Lines that hold the word "type" should be located and copied.

[DATA ROWS]
..............................

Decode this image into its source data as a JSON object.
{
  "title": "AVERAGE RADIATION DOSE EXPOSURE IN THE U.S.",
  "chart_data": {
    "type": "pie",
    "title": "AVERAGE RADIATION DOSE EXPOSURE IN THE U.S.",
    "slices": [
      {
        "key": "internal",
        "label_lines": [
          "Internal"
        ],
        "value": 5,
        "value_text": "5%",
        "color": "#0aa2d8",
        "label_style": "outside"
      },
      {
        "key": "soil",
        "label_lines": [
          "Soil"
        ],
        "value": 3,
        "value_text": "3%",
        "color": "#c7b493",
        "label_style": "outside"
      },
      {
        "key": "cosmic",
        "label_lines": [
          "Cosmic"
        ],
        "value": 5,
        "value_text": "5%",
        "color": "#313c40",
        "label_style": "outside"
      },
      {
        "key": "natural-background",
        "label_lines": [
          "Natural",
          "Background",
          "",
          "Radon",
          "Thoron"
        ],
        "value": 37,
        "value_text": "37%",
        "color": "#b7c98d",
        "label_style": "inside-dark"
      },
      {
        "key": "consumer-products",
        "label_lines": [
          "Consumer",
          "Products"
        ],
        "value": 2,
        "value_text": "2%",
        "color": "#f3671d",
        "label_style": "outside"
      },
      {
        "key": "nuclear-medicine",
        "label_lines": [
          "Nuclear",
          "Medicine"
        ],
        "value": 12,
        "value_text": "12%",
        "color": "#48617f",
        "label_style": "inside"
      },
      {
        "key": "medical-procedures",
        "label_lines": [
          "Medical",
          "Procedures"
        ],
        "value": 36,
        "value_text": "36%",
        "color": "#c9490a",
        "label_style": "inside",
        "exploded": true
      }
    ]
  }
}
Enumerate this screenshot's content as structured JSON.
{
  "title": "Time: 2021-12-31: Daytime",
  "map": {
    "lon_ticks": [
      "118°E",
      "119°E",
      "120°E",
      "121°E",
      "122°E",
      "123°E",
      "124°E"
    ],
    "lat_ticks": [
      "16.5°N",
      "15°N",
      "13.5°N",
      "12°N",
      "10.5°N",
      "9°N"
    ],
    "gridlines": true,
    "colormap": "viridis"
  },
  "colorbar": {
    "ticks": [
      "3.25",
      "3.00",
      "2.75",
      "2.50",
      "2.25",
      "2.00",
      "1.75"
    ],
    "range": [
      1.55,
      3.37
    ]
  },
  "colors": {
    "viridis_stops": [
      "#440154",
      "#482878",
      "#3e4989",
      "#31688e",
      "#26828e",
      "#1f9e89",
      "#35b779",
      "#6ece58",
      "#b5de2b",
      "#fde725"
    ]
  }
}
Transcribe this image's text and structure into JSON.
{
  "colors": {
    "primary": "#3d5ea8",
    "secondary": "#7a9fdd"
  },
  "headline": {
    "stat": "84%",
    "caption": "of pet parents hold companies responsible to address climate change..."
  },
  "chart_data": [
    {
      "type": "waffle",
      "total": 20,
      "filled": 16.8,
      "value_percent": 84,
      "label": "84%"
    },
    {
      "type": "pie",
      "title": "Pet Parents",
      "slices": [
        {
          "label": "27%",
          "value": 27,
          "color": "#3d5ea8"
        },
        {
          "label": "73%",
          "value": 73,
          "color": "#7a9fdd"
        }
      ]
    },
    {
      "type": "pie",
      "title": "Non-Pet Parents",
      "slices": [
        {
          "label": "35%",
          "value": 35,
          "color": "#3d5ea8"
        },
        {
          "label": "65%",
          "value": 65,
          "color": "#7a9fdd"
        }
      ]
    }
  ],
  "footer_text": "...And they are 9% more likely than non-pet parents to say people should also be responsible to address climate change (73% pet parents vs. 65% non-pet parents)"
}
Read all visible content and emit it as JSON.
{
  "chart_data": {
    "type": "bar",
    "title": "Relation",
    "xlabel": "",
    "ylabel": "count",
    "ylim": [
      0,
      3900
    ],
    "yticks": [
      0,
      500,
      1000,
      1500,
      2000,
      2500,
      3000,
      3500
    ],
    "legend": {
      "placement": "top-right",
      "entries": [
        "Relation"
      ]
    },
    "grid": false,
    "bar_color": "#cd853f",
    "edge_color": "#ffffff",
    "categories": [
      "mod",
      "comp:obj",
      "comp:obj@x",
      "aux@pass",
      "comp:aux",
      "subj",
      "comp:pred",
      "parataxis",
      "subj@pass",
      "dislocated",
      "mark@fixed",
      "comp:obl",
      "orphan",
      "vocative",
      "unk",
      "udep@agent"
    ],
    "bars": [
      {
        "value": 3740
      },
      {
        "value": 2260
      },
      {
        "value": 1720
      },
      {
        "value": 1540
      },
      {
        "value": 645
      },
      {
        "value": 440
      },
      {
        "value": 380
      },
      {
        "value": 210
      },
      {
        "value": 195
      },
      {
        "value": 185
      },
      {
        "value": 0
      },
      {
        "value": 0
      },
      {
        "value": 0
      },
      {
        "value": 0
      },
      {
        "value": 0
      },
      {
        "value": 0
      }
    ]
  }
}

..............................

[PROBLEM SOLUTION]
    "type": "pie",
      "type": "waffle",
      "type": "pie",
      "type": "pie",
    "type": "bar",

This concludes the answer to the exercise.